Your objective:
Reproduce every entry below precisely. Pictures are excluded from the copy.

[Dataset rows]

— BEGIN —

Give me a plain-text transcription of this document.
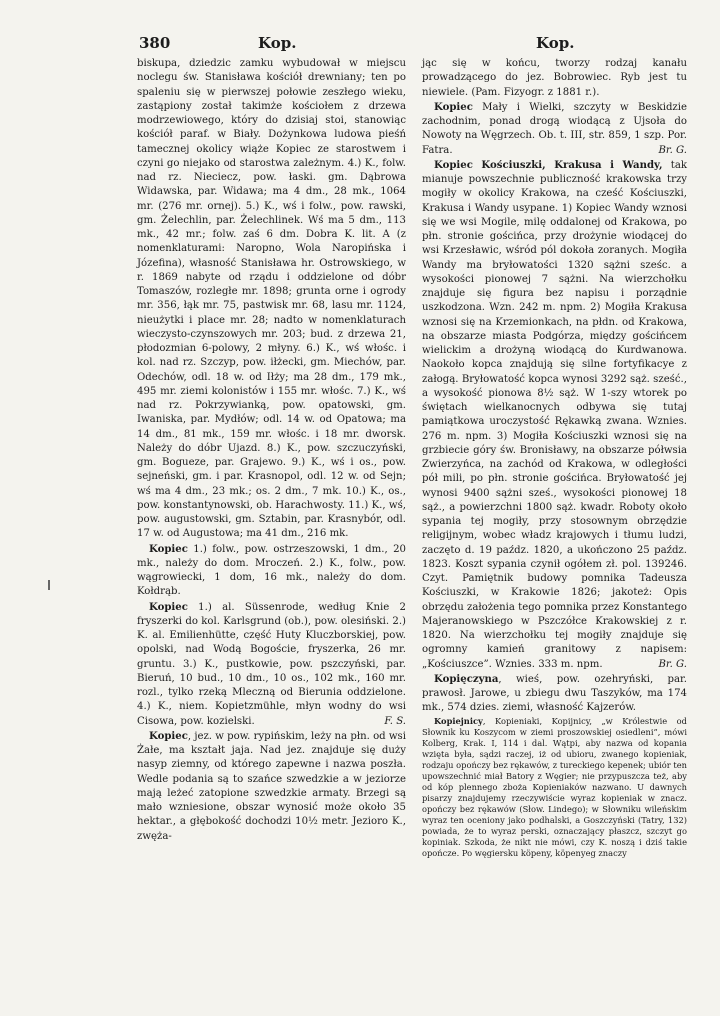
380	Kop.	Kop.

biskupa, dziedzic zamku wybudował w miejscu noclegu św. Stanisława kościół drewniany; ten po spaleniu się w pierwszej połowie zeszłego wieku, zastąpiony został takimże kościołem z drzewa modrzewiowego, który do dzisiaj stoi, stanowiąc kościół paraf. w Biały. Dożynkowa ludowa pieśń tamecznej okolicy wiąże Kopiec ze starostwem i czyni go niejako od starostwa zależnym. 4.) K., folw. nad rz. Nieciecz, pow. łaski. gm. Dąbrowa Widawska, par. Widawa; ma 4 dm., 28 mk., 1064 mr. (276 mr. ornej). 5.) K., wś i folw., pow. rawski, gm. Żelechlin, par. Żelechlinek. Wś ma 5 dm., 113 mk., 42 mr.; folw. zaś 6 dm. Dobra K. lit. A (z nomenklaturami: Naropno, Wola Naropińska i Józefina), własność Stanisława hr. Ostrowskiego, w r. 1869 nabyte od rządu i oddzielone od dóbr Tomaszów, rozległe mr. 1898; grunta orne i ogrody mr. 356, łąk mr. 75, pastwisk mr. 68, lasu mr. 1124, nieużytki i place mr. 28; nadto w nomenklaturach wieczysto-czynszowych mr. 203; bud. z drzewa 21, płodozmian 6-polowy, 2 młyny. 6.) K., wś włośc. i kol. nad rz. Szczyp, pow. iłżecki, gm. Miechów, par. Odechów, odl. 18 w. od Iłży; ma 28 dm., 179 mk., 495 mr. ziemi kolonistów i 155 mr. włośc. 7.) K., wś nad rz. Pokrzywianką, pow. opatowski, gm. Iwaniska, par. Mydłów; odl. 14 w. od Opatowa; ma 14 dm., 81 mk., 159 mr. włośc. i 18 mr. dworsk. Należy do dóbr Ujazd. 8.) K., pow. szczuczyński, gm. Bogueze, par. Grajewo. 9.) K., wś i os., pow. sejneński, gm. i par. Krasnopol, odl. 12 w. od Sejn; wś ma 4 dm., 23 mk.; os. 2 dm., 7 mk. 10.) K., os., pow. konstantynowski, ob. Harachwosty. 11.) K., wś, pow. augustowski, gm. Sztabin, par. Krasnybór, odl. 17 w. od Augustowa; ma 41 dm., 216 mk.

Kopiec 1.) folw., pow. ostrzeszowski, 1 dm., 20 mk., należy do dom. Mroczeń. 2.) K., folw., pow. wągrowiecki, 1 dom, 16 mk., należy do dom. Kołdrąb.

Kopiec 1.) al. Süssenrode, według Knie 2 fryszerki do kol. Karlsgrund (ob.), pow. olesiński. 2.) K. al. Emilienhütte, część Huty Kluczborskiej, pow. opolski, nad Wodą Bogoście, fryszerka, 26 mr. gruntu. 3.) K., pustkowie, pow. pszczyński, par. Bieruń, 10 bud., 10 dm., 10 os., 102 mk., 160 mr. rozl., tylko rzeką Mleczną od Bierunia oddzielone. 4.) K., niem. Kopietzmühle, młyn wodny do wsi Cisowa, pow. kozielski.	F. S.

Kopiec, jez. w pow. rypińskim, leży na płn. od wsi Żałe, ma kształt jaja. Nad jez. znajduje się duży nasyp ziemny, od którego zapewne i nazwa poszła. Wedle podania są to szańce szwedzkie a w jeziorze mają leżeć zatopione szwedzkie armaty. Brzegi są mało wzniesione, obszar wynosić może około 35 hektar., a głębokość dochodzi 10½ metr. Jezioro K., zwęża-

jąc się w końcu, tworzy rodzaj kanału prowadzącego do jez. Bobrowiec. Ryb jest tu niewiele. (Pam. Fizyogr. z 1881 r.).

Kopiec Mały i Wielki, szczyty w Beskidzie zachodnim, ponad drogą wiodącą z Ujsoła do Nowoty na Węgrzech. Ob. t. III, str. 859, 1 szp. Por. Fatra.	Br. G.

Kopiec Kościuszki, Krakusa i Wandy, tak mianuje powszechnie publiczność krakowska trzy mogiły w okolicy Krakowa, na cześć Kościuszki, Krakusa i Wandy usypane. 1) Kopiec Wandy wznosi się we wsi Mogile, milę oddalonej od Krakowa, po płn. stronie gościńca, przy drożynie wiodącej do wsi Krzesławic, wśród pól dokoła zoranych. Mogiła Wandy ma bryłowatości 1320 sążni sześc. a wysokości pionowej 7 sążni. Na wierzchołku znajduje się figura bez napisu i porządnie uszkodzona. Wzn. 242 m. npm. 2) Mogiła Krakusa wznosi się na Krzemionkach, na płdn. od Krakowa, na obszarze miasta Podgórza, między gościńcem wielickim a drożyną wiodącą do Kurdwanowa. Naokoło kopca znajdują się silne fortyfikacye z załogą. Bryłowatość kopca wynosi 3292 sąż. sześć., a wysokość pionowa 8½ sąż. W 1-szy wtorek po świętach wielkanocnych odbywa się tutaj pamiątkowa uroczystość Rękawką zwana. Wznies. 276 m. npm. 3) Mogiła Kościuszki wznosi się na grzbiecie góry św. Bronisławy, na obszarze półwsia Zwierzyńca, na zachód od Krakowa, w odległości pół mili, po płn. stronie gościńca. Bryłowatość jej wynosi 9400 sążni sześ., wysokości pionowej 18 sąż., a powierzchni 1800 sąż. kwadr. Roboty około sypania tej mogiły, przy stosownym obrzędzie religijnym, wobec władz krajowych i tłumu ludzi, zaczęto d. 19 paźdz. 1820, a ukończono 25 paźdz. 1823. Koszt sypania czynił ogółem zł. pol. 139246. Czyt. Pamiętnik budowy pomnika Tadeusza Kościuszki, w Krakowie 1826; jakoteż: Opis obrzędu założenia tego pomnika przez Konstantego Majeranowskiego w Pszczółce Krakowskiej z r. 1820. Na wierzchołku tej mogiły znajduje się ogromny kamień granitowy z napisem: „Kościuszce”. Wznies. 333 m. npm.	Br. G.

Kopięczyna, wieś, pow. ozehryński, par. prawosł. Jarowe, u zbiegu dwu Taszyków, ma 174 mk., 574 dzies. ziemi, własność Kajzerów.

Kopiejnicy, Kopieniaki, Kopijnicy, „w Królestwie od Słownik ku Koszycom w ziemi proszowskiej osiedleni”, mówi Kolberg, Krak. I, 114 i dal. Wątpi, aby nazwa od kopania wzięta była, sądzi raczej, iż od ubioru, zwanego kopieniak, rodzaju opończy bez rękawów, z tureckiego kepenek; ubiór ten upowszechnić miał Batory z Węgier; nie przypuszcza też, aby od kóp plennego zboża Kopieniaków nazwano. U dawnych pisarzy znajdujemy rzeczywiście wyraz kopieniak w znacz. opończy bez rękawów (Słow. Lindego); w Słowniku wileńskim wyraz ten oceniony jako podhalski, a Goszczyński (Tatry, 132) powiada, że to wyraz perski, oznaczający płaszcz, szczyt go kopiniak. Szkoda, że nikt nie mówi, czy K. noszą i dziś takie opończe. Po węgiersku köpeny, köpenyeg znaczy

— END —

Response to the exercise:
Give me a plain-text transcription of this document.
380	Kop.	Kop.

biskupa, dziedzic zamku wybudował w miejscu noclegu św. Stanisława kościół drewniany; ten po spaleniu się w pierwszej połowie zeszłego wieku, zastąpiony został takimże kościołem z drzewa modrzewiowego, który do dzisiaj stoi, stanowiąc kościół paraf. w Biały. Dożynkowa ludowa pieśń tamecznej okolicy wiąże Kopiec ze starostwem i czyni go niejako od starostwa zależnym. 4.) K., folw. nad rz. Nieciecz, pow. łaski. gm. Dąbrowa Widawska, par. Widawa; ma 4 dm., 28 mk., 1064 mr. (276 mr. ornej). 5.) K., wś i folw., pow. rawski, gm. Żelechlin, par. Żelechlinek. Wś ma 5 dm., 113 mk., 42 mr.; folw. zaś 6 dm. Dobra K. lit. A (z nomenklaturami: Naropno, Wola Naropińska i Józefina), własność Stanisława hr. Ostrowskiego, w r. 1869 nabyte od rządu i oddzielone od dóbr Tomaszów, rozległe mr. 1898; grunta orne i ogrody mr. 356, łąk mr. 75, pastwisk mr. 68, lasu mr. 1124, nieużytki i place mr. 28; nadto w nomenklaturach wieczysto-czynszowych mr. 203; bud. z drzewa 21, płodozmian 6-polowy, 2 młyny. 6.) K., wś włośc. i kol. nad rz. Szczyp, pow. iłżecki, gm. Miechów, par. Odechów, odl. 18 w. od Iłży; ma 28 dm., 179 mk., 495 mr. ziemi kolonistów i 155 mr. włośc. 7.) K., wś nad rz. Pokrzywianką, pow. opatowski, gm. Iwaniska, par. Mydłów; odl. 14 w. od Opatowa; ma 14 dm., 81 mk., 159 mr. włośc. i 18 mr. dworsk. Należy do dóbr Ujazd. 8.) K., pow. szczuczyński, gm. Bogueze, par. Grajewo. 9.) K., wś i os., pow. sejneński, gm. i par. Krasnopol, odl. 12 w. od Sejn; wś ma 4 dm., 23 mk.; os. 2 dm., 7 mk. 10.) K., os., pow. konstantynowski, ob. Harachwosty. 11.) K., wś, pow. augustowski, gm. Sztabin, par. Krasnybór, odl. 17 w. od Augustowa; ma 41 dm., 216 mk.

Kopiec 1.) folw., pow. ostrzeszowski, 1 dm., 20 mk., należy do dom. Mroczeń. 2.) K., folw., pow. wągrowiecki, 1 dom, 16 mk., należy do dom. Kołdrąb.

Kopiec 1.) al. Süssenrode, według Knie 2 fryszerki do kol. Karlsgrund (ob.), pow. olesiński. 2.) K. al. Emilienhütte, część Huty Kluczborskiej, pow. opolski, nad Wodą Bogoście, fryszerka, 26 mr. gruntu. 3.) K., pustkowie, pow. pszczyński, par. Bieruń, 10 bud., 10 dm., 10 os., 102 mk., 160 mr. rozl., tylko rzeką Mleczną od Bierunia oddzielone. 4.) K., niem. Kopietzmühle, młyn wodny do wsi Cisowa, pow. kozielski.	F. S.

Kopiec, jez. w pow. rypińskim, leży na płn. od wsi Żałe, ma kształt jaja. Nad jez. znajduje się duży nasyp ziemny, od którego zapewne i nazwa poszła. Wedle podania są to szańce szwedzkie a w jeziorze mają leżeć zatopione szwedzkie armaty. Brzegi są mało wzniesione, obszar wynosić może około 35 hektar., a głębokość dochodzi 10½ metr. Jezioro K., zwęża-

jąc się w końcu, tworzy rodzaj kanału prowadzącego do jez. Bobrowiec. Ryb jest tu niewiele. (Pam. Fizyogr. z 1881 r.).

Kopiec Mały i Wielki, szczyty w Beskidzie zachodnim, ponad drogą wiodącą z Ujsoła do Nowoty na Węgrzech. Ob. t. III, str. 859, 1 szp. Por. Fatra.	Br. G.

Kopiec Kościuszki, Krakusa i Wandy, tak mianuje powszechnie publiczność krakowska trzy mogiły w okolicy Krakowa, na cześć Kościuszki, Krakusa i Wandy usypane. 1) Kopiec Wandy wznosi się we wsi Mogile, milę oddalonej od Krakowa, po płn. stronie gościńca, przy drożynie wiodącej do wsi Krzesławic, wśród pól dokoła zoranych. Mogiła Wandy ma bryłowatości 1320 sążni sześc. a wysokości pionowej 7 sążni. Na wierzchołku znajduje się figura bez napisu i porządnie uszkodzona. Wzn. 242 m. npm. 2) Mogiła Krakusa wznosi się na Krzemionkach, na płdn. od Krakowa, na obszarze miasta Podgórza, między gościńcem wielickim a drożyną wiodącą do Kurdwanowa. Naokoło kopca znajdują się silne fortyfikacye z załogą. Bryłowatość kopca wynosi 3292 sąż. sześć., a wysokość pionowa 8½ sąż. W 1-szy wtorek po świętach wielkanocnych odbywa się tutaj pamiątkowa uroczystość Rękawką zwana. Wznies. 276 m. npm. 3) Mogiła Kościuszki wznosi się na grzbiecie góry św. Bronisławy, na obszarze półwsia Zwierzyńca, na zachód od Krakowa, w odległości pół mili, po płn. stronie gościńca. Bryłowatość jej wynosi 9400 sążni sześ., wysokości pionowej 18 sąż., a powierzchni 1800 sąż. kwadr. Roboty około sypania tej mogiły, przy stosownym obrzędzie religijnym, wobec władz krajowych i tłumu ludzi, zaczęto d. 19 paźdz. 1820, a ukończono 25 paźdz. 1823. Koszt sypania czynił ogółem zł. pol. 139246. Czyt. Pamiętnik budowy pomnika Tadeusza Kościuszki, w Krakowie 1826; jakoteż: Opis obrzędu założenia tego pomnika przez Konstantego Majeranowskiego w Pszczółce Krakowskiej z r. 1820. Na wierzchołku tej mogiły znajduje się ogromny kamień granitowy z napisem: „Kościuszce”. Wznies. 333 m. npm.	Br. G.

Kopięczyna, wieś, pow. ozehryński, par. prawosł. Jarowe, u zbiegu dwu Taszyków, ma 174 mk., 574 dzies. ziemi, własność Kajzerów.

Kopiejnicy, Kopieniaki, Kopijnicy, „w Królestwie od Słownik ku Koszycom w ziemi proszowskiej osiedleni”, mówi Kolberg, Krak. I, 114 i dal. Wątpi, aby nazwa od kopania wzięta była, sądzi raczej, iż od ubioru, zwanego kopieniak, rodzaju opończy bez rękawów, z tureckiego kepenek; ubiór ten upowszechnić miał Batory z Węgier; nie przypuszcza też, aby od kóp plennego zboża Kopieniaków nazwano. U dawnych pisarzy znajdujemy rzeczywiście wyraz kopieniak w znacz. opończy bez rękawów (Słow. Lindego); w Słowniku wileńskim wyraz ten oceniony jako podhalski, a Goszczyński (Tatry, 132) powiada, że to wyraz perski, oznaczający płaszcz, szczyt go kopiniak. Szkoda, że nikt nie mówi, czy K. noszą i dziś takie opończe. Po węgiersku köpeny, köpenyeg znaczy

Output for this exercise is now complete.